Your instructions>
Look through the material below for "becoz". Copy every line that contains it.

Information given>
┄┄┄┄┄┄┄┄┄┄┄┄┄┄┄┄┄┄┄┄
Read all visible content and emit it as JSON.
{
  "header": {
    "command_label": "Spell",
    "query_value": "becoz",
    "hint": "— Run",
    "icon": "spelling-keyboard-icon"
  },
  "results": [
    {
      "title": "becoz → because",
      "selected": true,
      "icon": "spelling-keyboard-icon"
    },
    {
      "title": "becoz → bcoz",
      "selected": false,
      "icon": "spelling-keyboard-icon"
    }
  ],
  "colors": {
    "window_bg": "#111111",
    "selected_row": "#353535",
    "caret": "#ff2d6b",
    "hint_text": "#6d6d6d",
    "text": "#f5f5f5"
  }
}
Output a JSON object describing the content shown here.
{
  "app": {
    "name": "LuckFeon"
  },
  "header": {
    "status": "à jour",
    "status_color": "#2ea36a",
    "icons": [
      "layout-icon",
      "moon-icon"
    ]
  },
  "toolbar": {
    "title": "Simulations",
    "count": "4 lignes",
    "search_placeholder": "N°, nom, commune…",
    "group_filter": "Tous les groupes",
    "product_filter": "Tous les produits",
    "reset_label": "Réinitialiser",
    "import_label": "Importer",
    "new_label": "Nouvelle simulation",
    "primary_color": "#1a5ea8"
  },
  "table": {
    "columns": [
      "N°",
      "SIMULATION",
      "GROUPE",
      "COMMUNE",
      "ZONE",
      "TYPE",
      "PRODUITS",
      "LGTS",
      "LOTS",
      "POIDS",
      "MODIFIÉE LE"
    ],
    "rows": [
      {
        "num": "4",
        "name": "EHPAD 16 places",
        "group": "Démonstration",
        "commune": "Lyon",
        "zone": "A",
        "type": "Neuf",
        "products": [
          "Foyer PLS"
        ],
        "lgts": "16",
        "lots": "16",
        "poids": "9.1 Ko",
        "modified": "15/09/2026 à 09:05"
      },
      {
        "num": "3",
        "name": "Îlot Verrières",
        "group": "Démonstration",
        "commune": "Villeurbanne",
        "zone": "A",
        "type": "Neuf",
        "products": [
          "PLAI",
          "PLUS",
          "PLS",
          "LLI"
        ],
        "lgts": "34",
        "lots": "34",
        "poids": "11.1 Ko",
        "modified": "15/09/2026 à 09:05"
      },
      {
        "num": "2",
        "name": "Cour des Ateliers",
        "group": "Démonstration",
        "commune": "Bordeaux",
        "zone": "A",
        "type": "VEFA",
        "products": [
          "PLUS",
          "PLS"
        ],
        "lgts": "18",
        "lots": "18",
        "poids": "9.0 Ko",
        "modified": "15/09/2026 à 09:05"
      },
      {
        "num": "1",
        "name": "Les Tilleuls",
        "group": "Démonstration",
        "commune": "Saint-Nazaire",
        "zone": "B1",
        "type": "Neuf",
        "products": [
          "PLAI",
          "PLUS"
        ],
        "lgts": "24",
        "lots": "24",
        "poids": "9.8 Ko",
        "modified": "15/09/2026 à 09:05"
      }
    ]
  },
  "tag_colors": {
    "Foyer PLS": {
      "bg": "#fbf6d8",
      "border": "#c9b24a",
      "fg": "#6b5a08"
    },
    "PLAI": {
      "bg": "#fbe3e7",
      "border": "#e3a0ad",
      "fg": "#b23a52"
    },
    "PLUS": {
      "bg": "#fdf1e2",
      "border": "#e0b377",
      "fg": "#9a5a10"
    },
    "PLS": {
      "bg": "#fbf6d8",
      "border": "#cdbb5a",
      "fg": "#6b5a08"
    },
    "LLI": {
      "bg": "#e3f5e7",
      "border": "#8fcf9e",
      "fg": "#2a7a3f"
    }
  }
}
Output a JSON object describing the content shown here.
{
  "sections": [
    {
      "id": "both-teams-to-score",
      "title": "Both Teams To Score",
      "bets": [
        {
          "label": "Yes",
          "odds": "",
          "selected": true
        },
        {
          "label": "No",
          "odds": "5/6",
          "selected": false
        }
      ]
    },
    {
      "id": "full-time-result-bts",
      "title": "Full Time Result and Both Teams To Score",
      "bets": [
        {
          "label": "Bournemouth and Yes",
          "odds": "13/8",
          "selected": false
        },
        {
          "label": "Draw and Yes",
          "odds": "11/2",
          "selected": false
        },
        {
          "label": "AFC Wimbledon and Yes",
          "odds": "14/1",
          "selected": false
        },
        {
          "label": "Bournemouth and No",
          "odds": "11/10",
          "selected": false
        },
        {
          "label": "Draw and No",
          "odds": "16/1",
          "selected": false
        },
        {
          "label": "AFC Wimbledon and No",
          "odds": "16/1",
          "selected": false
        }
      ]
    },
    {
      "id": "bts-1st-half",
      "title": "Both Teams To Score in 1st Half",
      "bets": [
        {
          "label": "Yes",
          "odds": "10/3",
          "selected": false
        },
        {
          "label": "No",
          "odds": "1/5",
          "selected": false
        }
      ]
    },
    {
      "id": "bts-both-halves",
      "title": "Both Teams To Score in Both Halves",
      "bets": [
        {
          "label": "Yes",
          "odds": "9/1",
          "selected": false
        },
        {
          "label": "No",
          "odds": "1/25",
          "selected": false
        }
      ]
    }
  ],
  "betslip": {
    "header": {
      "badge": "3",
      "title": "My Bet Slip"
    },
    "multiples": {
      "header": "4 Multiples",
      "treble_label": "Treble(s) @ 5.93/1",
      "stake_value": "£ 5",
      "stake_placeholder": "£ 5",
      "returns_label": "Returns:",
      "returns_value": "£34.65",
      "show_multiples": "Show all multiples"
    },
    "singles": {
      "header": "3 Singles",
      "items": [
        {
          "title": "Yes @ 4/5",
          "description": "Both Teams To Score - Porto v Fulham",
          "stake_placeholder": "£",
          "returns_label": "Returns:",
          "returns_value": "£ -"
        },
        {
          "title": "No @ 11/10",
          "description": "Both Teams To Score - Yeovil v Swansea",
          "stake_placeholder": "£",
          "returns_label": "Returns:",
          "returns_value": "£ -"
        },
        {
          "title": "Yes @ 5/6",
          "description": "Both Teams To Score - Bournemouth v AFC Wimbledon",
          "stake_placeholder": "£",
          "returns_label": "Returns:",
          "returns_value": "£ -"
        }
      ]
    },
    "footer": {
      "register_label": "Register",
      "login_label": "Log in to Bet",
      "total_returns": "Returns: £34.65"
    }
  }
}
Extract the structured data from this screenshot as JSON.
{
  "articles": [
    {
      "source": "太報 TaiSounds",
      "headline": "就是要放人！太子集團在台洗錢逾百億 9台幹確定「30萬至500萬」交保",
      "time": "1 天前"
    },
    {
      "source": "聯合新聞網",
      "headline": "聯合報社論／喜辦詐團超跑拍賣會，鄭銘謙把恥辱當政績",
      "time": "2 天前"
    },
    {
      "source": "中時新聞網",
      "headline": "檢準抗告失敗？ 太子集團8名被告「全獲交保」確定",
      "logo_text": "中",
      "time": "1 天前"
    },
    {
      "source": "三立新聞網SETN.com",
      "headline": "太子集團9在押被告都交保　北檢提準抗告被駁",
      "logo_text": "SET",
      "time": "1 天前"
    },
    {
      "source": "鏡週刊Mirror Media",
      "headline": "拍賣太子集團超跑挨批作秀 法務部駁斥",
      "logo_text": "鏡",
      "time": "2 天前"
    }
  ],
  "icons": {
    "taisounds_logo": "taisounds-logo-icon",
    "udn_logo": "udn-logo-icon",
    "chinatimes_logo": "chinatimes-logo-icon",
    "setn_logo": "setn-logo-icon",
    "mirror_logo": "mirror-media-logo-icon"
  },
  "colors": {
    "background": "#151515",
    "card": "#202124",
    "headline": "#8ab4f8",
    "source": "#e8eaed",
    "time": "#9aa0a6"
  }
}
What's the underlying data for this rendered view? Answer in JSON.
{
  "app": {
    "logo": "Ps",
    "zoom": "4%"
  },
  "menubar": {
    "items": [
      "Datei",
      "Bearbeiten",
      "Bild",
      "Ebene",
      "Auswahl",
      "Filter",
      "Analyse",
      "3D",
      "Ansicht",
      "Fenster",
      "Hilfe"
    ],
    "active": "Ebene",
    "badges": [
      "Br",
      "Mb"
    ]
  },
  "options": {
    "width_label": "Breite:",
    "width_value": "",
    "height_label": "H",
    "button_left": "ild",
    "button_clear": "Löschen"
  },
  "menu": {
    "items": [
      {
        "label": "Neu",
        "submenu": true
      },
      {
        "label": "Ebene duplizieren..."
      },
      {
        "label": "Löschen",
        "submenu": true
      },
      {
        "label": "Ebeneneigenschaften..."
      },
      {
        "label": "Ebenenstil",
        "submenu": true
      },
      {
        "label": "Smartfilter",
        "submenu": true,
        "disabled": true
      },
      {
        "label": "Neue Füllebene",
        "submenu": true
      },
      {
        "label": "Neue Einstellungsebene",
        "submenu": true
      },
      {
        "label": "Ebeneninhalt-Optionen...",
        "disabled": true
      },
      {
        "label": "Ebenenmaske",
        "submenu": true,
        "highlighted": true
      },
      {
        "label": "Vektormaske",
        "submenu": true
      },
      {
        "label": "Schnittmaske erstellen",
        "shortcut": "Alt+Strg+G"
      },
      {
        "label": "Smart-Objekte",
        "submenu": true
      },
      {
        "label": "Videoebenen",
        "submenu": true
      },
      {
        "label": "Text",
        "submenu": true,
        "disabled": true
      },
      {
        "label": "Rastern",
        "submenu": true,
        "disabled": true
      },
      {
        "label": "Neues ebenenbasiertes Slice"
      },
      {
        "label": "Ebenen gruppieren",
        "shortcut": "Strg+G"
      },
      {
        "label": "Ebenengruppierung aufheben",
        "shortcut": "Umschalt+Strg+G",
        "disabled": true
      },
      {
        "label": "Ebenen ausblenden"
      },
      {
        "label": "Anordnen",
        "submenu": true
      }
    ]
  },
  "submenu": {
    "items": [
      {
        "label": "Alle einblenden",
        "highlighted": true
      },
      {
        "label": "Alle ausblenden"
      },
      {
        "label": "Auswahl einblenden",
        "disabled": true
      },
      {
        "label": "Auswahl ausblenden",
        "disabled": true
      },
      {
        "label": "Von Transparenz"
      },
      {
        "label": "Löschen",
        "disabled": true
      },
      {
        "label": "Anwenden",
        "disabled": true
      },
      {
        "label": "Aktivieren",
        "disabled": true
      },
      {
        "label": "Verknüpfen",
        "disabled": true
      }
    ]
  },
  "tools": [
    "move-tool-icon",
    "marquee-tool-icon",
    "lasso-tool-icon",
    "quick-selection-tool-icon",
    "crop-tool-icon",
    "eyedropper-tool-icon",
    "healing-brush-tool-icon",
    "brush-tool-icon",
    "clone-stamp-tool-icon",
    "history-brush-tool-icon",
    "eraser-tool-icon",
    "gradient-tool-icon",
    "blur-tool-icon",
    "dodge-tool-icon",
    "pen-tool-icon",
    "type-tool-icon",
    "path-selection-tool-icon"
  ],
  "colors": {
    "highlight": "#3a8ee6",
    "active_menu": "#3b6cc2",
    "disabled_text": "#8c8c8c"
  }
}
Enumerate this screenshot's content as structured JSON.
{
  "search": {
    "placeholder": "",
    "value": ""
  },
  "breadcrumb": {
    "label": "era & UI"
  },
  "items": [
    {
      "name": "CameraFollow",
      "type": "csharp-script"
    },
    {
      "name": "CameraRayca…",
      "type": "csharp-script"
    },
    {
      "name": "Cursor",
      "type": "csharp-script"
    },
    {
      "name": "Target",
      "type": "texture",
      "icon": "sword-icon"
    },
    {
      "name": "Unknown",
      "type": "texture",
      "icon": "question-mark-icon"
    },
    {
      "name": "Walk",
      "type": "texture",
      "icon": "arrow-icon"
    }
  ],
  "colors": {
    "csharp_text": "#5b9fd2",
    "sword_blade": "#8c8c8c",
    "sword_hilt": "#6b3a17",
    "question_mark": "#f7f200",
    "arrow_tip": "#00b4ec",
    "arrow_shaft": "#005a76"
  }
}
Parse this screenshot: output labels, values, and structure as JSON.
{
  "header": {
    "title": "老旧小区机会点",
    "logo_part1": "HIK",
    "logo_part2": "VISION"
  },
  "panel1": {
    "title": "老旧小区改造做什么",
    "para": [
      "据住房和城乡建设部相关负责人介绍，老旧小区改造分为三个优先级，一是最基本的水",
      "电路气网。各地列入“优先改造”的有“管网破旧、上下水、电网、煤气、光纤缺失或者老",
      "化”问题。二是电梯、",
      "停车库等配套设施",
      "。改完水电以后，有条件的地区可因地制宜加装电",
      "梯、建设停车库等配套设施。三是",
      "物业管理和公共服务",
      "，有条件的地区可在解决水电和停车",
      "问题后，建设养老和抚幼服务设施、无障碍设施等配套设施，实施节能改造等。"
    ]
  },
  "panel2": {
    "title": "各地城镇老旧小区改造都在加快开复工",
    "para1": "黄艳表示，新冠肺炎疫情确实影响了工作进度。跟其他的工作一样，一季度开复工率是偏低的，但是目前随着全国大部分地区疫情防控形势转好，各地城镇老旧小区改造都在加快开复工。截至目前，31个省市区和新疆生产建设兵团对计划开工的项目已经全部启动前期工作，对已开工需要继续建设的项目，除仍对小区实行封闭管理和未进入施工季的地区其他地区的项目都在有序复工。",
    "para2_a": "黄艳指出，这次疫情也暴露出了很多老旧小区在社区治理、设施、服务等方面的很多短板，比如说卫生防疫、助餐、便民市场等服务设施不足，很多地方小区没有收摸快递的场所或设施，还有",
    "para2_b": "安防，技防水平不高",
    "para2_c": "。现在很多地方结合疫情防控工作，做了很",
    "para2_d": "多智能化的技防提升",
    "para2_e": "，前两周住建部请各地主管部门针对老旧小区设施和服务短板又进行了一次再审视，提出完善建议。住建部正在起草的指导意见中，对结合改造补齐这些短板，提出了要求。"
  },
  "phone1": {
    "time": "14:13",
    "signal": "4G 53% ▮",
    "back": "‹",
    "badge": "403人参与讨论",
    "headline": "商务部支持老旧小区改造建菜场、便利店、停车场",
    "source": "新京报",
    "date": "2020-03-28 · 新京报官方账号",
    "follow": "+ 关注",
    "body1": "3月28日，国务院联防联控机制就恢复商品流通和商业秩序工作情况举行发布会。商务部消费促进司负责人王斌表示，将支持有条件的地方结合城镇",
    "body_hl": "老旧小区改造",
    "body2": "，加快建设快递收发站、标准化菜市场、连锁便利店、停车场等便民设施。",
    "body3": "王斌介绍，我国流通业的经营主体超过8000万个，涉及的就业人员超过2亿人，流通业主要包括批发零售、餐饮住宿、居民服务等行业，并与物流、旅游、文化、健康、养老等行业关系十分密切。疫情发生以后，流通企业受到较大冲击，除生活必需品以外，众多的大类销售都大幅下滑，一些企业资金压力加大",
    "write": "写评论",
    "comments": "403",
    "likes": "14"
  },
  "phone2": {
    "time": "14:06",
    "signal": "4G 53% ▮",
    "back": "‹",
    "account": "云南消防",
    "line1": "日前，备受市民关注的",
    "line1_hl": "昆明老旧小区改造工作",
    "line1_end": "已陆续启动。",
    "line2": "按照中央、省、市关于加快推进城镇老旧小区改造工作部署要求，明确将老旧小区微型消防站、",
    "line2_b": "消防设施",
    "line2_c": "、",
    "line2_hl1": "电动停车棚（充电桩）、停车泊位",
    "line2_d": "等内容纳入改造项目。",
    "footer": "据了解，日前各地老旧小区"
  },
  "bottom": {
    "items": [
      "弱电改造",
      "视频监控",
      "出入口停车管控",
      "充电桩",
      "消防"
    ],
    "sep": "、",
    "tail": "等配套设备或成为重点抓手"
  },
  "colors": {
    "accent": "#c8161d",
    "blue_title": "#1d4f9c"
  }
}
┄┄┄┄┄┄┄┄┄┄┄┄┄┄┄┄┄┄┄┄
Output of the task>
    "query_value": "becoz",
      "title": "becoz → because",
      "title": "becoz → bcoz",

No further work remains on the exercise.